> _SUPPLIED DATA_:

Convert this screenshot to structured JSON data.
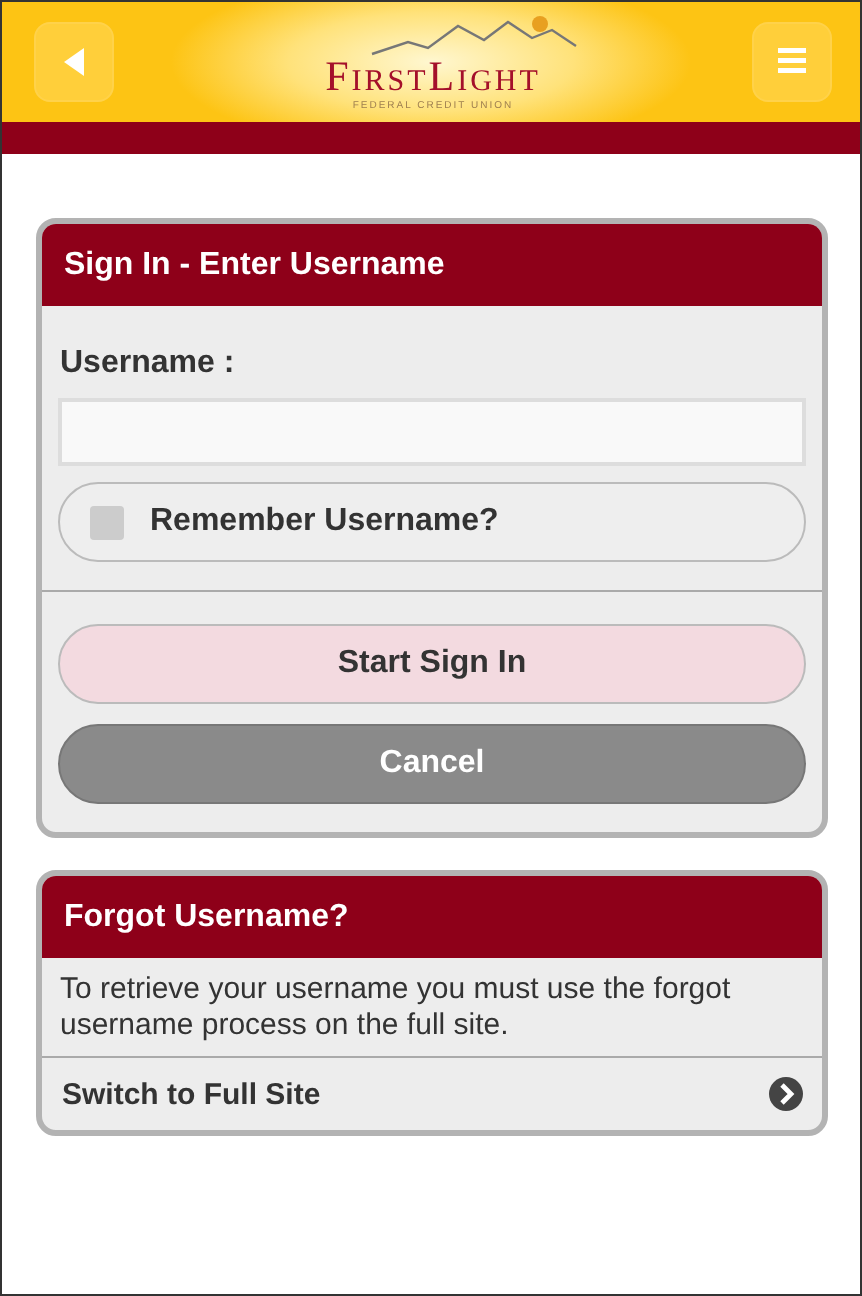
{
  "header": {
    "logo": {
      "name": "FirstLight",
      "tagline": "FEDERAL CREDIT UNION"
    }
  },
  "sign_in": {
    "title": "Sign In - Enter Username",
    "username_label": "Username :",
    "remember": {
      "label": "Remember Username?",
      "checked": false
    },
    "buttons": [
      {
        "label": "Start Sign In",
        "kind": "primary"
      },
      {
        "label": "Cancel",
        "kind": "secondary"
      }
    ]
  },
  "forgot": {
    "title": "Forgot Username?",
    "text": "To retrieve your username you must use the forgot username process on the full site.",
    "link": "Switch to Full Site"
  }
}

--

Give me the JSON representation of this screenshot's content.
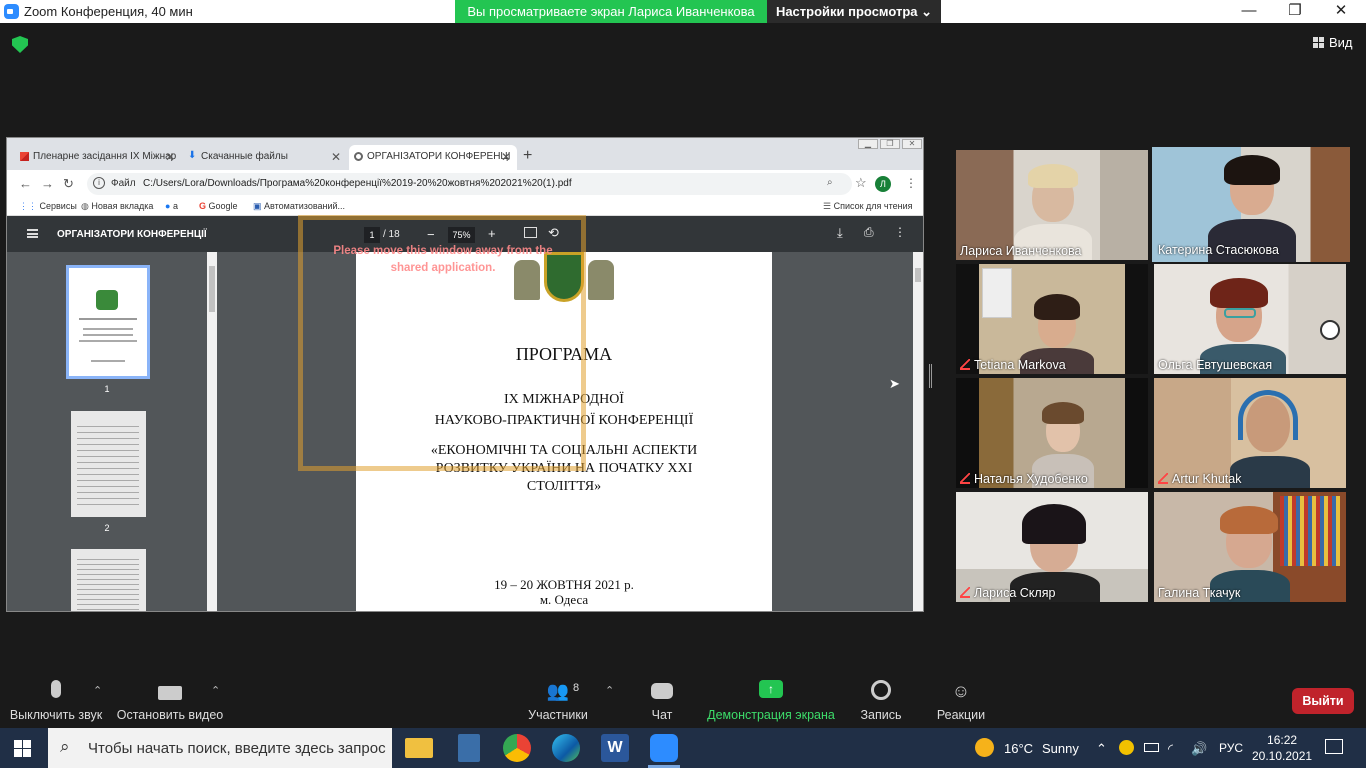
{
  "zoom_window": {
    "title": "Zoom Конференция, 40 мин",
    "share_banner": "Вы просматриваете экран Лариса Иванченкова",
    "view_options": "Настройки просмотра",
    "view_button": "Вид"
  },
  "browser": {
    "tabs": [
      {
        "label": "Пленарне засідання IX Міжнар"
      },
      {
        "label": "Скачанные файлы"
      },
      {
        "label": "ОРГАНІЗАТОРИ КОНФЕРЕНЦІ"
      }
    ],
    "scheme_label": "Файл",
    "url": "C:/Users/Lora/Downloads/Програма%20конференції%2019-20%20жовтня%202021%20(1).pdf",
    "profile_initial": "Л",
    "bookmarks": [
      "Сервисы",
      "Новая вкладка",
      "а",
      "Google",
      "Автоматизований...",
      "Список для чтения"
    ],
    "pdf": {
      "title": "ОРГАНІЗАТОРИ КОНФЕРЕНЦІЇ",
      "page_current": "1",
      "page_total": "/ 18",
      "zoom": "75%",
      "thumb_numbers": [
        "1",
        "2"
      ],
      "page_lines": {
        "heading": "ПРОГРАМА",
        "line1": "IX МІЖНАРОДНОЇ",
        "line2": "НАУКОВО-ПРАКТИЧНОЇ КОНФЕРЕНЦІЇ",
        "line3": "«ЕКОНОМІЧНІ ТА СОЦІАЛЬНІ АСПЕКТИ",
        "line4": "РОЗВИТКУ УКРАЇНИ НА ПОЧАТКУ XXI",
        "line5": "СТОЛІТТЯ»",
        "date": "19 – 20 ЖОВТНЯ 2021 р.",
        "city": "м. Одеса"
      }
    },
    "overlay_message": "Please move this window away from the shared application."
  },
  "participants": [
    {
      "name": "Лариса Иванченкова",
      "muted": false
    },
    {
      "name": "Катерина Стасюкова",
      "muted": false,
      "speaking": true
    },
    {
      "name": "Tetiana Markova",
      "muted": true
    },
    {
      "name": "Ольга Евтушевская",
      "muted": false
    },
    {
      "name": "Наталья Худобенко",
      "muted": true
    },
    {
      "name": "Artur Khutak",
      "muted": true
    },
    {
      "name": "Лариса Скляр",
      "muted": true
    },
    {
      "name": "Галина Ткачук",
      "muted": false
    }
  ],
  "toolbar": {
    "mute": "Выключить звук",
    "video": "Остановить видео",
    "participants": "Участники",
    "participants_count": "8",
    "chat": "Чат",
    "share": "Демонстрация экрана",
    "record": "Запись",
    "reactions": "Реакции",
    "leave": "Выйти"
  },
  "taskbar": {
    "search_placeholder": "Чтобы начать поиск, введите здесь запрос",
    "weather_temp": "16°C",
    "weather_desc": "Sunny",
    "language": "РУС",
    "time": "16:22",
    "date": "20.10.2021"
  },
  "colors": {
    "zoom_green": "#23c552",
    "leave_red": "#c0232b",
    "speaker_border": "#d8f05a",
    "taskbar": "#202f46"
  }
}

> _TASK GOAL_: Copy out every line holding the string "Лариса".

> _TASK OUTPUT_:
    "share_banner": "Вы просматриваете экран Лариса Иванченкова",
      "name": "Лариса Иванченкова",
      "name": "Лариса Скляр",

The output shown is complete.